** begin Data for processing **

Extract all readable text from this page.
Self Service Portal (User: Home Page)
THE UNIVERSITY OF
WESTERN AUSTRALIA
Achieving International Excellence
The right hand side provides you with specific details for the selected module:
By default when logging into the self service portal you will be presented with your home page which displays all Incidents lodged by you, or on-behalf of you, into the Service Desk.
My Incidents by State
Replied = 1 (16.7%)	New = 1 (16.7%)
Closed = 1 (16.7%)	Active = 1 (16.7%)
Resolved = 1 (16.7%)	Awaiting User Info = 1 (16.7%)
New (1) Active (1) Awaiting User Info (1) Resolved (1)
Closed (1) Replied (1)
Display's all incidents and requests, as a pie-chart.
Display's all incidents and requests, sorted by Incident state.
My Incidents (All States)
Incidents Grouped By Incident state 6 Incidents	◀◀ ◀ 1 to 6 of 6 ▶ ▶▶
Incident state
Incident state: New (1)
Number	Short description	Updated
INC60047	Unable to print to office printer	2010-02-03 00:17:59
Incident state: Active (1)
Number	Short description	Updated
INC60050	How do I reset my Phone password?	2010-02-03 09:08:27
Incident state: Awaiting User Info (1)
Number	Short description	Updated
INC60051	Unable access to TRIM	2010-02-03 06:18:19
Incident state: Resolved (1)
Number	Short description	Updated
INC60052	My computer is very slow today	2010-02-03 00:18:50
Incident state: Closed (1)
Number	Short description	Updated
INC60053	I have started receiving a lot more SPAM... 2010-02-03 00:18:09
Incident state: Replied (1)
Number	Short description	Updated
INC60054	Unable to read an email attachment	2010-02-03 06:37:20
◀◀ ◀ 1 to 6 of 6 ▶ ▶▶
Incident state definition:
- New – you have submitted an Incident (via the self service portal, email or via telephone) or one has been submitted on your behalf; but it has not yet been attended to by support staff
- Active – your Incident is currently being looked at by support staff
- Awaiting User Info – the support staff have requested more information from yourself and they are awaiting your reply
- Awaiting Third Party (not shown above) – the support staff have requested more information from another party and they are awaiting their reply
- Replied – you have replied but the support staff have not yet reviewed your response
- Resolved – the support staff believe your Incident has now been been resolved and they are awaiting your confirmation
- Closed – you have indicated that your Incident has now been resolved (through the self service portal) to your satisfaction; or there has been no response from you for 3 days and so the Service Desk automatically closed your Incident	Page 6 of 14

** end Data for processing **

What you need to do
Locate each line with the word "requests" and copy it.

Response
Display's all incidents and requests, as a pie-chart.
Display's all incidents and requests, sorted by Incident state.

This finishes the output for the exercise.